**Your instructions:** Copy each line below in which the string "Pesquisar" occurs.

**Data to use:**
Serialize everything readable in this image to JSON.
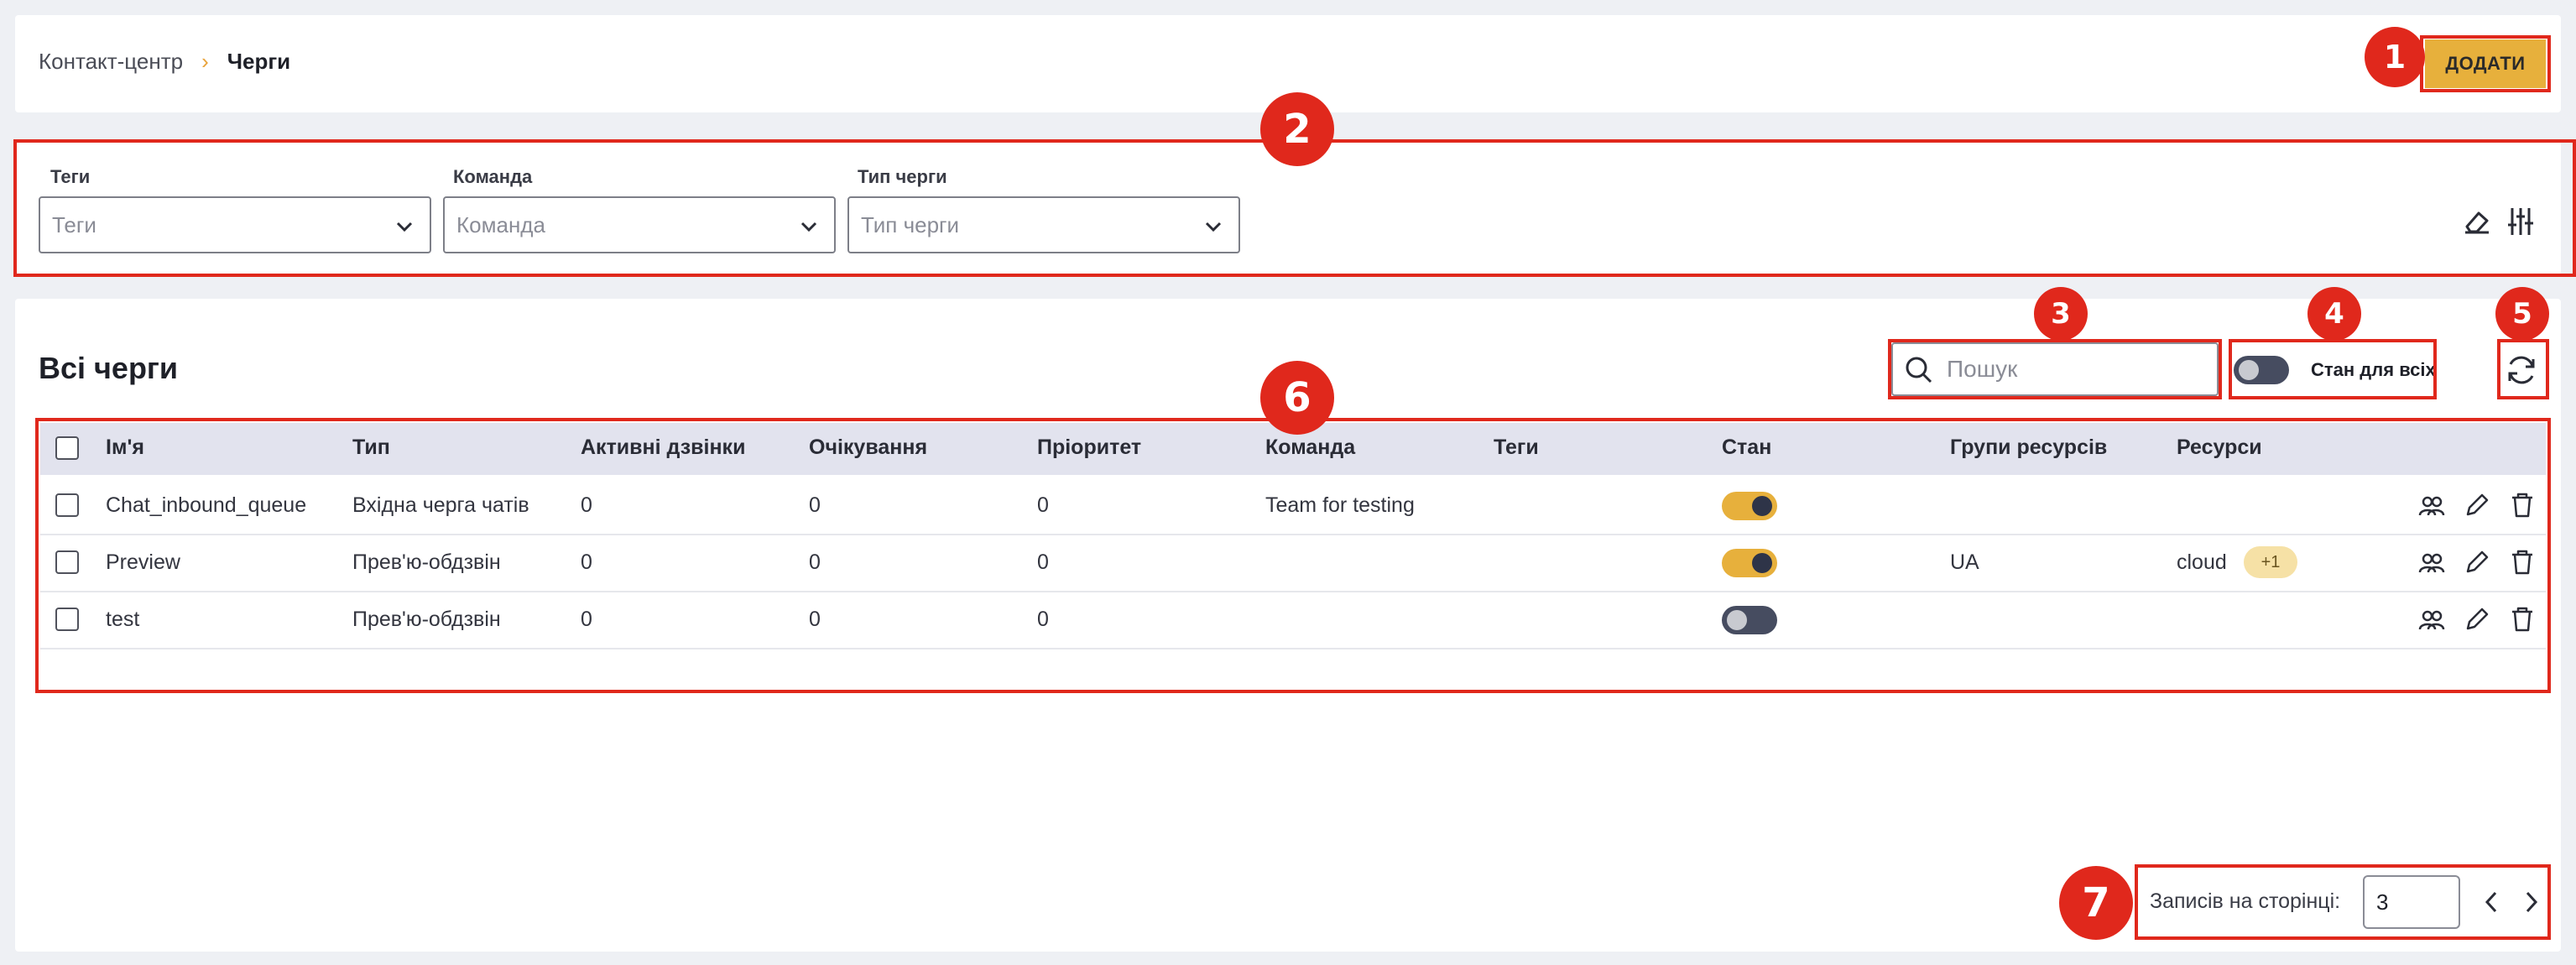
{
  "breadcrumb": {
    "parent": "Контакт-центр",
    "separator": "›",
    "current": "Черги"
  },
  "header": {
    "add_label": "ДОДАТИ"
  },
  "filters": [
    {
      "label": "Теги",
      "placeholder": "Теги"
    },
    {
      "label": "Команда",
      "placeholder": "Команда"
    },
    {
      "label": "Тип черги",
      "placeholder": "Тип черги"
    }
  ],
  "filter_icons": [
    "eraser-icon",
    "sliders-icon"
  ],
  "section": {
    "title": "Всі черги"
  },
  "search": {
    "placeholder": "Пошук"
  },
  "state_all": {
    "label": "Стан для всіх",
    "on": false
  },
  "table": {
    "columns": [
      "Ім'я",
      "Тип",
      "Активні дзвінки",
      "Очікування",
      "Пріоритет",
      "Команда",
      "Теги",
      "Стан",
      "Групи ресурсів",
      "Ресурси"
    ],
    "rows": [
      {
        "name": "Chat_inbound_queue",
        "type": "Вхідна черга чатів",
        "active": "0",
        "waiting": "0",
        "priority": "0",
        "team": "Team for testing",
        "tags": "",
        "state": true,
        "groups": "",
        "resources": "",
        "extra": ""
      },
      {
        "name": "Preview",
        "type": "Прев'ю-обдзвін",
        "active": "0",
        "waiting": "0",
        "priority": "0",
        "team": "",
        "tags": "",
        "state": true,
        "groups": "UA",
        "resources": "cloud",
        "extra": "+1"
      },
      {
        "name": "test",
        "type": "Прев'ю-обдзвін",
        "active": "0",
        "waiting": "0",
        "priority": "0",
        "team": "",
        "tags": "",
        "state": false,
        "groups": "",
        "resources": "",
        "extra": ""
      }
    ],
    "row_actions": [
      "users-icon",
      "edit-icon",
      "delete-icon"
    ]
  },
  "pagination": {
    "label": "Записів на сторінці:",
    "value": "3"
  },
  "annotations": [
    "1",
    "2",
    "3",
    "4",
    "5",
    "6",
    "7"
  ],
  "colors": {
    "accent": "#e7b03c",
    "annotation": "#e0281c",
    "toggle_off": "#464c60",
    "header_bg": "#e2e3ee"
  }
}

...

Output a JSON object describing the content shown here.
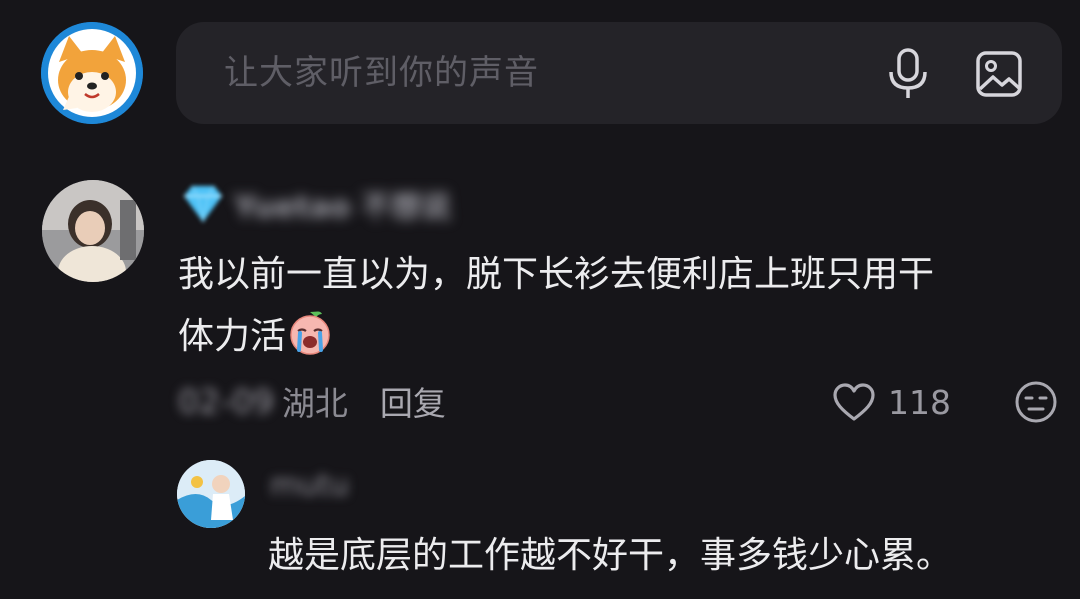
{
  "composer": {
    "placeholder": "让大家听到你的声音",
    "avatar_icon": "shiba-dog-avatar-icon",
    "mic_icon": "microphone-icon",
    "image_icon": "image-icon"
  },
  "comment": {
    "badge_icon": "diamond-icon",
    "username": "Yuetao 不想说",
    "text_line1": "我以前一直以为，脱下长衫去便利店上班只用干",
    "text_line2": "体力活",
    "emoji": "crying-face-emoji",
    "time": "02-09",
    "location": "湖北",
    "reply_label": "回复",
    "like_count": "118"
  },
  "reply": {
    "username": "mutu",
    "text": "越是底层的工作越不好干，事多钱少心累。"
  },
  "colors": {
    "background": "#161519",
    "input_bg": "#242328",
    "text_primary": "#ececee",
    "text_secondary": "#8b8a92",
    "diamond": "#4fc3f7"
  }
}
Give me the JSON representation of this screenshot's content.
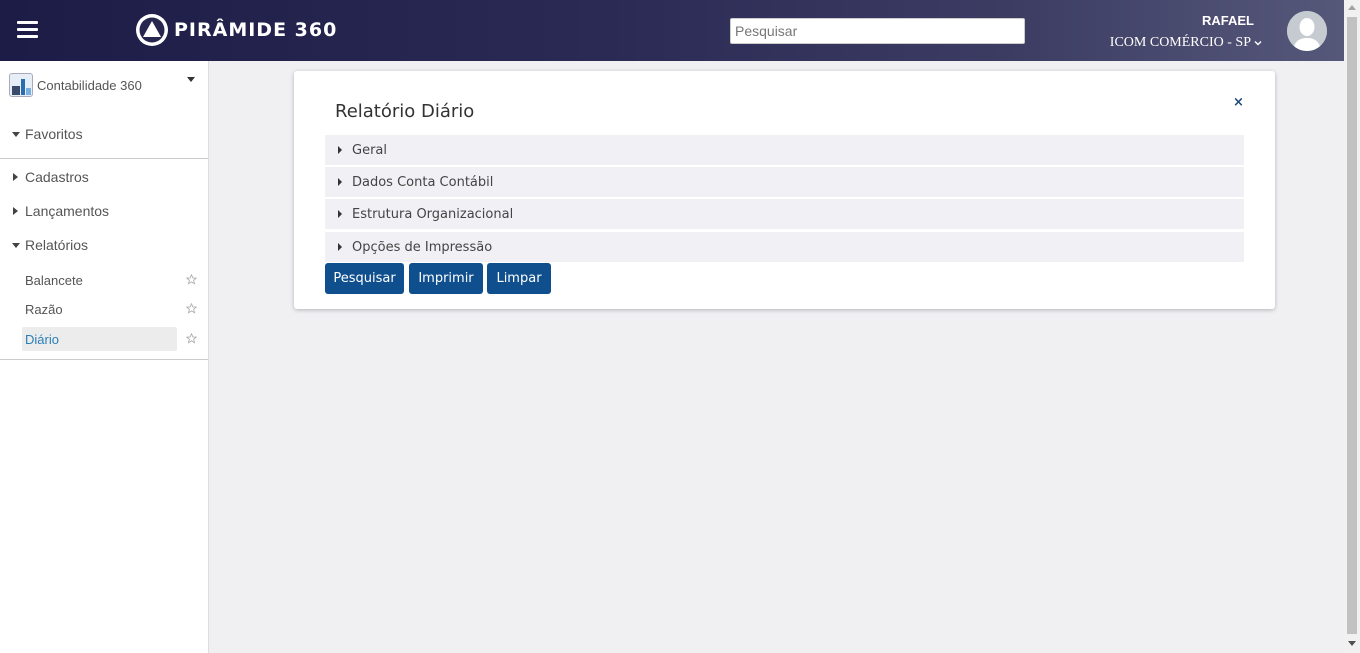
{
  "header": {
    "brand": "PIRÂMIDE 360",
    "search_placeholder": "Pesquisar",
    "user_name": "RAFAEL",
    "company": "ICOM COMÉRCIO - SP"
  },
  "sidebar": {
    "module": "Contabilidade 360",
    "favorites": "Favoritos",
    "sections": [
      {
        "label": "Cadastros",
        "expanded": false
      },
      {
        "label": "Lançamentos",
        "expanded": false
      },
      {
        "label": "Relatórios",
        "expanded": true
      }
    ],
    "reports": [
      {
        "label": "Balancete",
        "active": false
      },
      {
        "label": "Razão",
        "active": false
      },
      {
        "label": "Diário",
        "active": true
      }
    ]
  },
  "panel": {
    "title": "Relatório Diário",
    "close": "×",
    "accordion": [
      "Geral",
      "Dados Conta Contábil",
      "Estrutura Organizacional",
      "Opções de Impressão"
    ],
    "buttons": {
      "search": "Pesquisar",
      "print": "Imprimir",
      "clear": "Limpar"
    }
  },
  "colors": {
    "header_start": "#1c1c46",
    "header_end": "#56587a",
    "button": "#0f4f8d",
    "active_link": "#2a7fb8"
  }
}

**Response:**
    "search_placeholder": "Pesquisar",
      "search": "Pesquisar",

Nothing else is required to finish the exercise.